Stored records:
-- Start --

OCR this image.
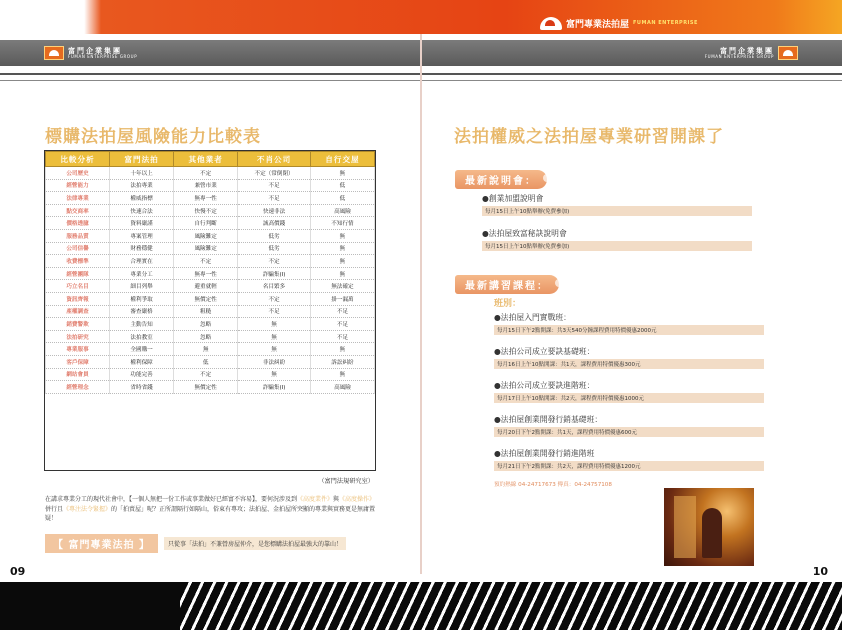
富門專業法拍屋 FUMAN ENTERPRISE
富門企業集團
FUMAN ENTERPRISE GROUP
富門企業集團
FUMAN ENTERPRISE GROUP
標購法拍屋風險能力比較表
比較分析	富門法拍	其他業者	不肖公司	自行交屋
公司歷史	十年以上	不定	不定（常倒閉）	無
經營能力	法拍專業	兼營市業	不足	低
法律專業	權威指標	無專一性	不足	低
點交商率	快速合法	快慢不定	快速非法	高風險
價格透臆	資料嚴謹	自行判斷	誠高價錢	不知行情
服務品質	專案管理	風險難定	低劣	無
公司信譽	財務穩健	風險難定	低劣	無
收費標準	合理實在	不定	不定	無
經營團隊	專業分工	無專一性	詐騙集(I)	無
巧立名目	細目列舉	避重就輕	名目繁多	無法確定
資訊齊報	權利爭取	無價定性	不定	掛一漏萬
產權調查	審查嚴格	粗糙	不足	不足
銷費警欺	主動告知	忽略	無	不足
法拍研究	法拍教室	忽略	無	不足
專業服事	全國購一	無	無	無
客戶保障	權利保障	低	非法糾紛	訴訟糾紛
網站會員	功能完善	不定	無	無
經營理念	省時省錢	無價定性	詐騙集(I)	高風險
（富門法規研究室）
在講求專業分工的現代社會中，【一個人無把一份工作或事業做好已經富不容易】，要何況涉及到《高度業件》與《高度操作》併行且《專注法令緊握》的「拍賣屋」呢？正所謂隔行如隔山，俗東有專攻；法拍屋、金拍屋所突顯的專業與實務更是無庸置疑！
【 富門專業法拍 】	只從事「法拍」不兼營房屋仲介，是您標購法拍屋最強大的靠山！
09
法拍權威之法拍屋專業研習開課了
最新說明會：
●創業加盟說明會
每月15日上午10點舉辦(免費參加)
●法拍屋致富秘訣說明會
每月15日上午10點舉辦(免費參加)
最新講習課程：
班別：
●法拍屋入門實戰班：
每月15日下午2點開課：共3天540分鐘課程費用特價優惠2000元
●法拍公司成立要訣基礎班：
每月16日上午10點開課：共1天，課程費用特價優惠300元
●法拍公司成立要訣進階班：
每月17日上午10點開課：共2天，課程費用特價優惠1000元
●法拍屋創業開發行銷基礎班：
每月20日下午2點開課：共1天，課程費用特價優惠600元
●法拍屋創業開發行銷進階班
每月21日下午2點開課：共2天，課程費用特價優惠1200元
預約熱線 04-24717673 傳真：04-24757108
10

-- End --
-- Start --

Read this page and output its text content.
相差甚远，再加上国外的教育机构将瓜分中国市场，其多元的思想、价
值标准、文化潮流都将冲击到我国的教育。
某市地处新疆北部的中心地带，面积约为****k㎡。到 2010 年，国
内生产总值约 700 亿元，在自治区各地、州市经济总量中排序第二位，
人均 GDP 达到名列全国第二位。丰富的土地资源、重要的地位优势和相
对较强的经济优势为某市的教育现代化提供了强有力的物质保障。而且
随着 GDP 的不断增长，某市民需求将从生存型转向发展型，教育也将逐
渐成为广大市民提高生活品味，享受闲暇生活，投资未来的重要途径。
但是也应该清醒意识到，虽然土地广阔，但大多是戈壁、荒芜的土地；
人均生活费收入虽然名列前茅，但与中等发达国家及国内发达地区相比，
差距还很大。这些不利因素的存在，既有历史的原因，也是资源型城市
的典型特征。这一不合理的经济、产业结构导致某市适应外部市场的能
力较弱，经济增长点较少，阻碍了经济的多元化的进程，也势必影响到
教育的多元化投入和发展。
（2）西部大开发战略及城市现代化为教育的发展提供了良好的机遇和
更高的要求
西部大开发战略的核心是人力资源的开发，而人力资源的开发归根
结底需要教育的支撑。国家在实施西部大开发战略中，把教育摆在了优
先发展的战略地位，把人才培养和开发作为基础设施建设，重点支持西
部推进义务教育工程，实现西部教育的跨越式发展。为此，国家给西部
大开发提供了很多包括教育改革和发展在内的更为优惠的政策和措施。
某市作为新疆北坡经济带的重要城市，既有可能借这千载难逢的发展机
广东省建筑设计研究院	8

-- End --

From the records given above, copy all lines containing "風險難定".

Correct answer:
服務品質	專案管理	風險難定	低劣	無
公司信譽	財務穩健	風險難定	低劣	無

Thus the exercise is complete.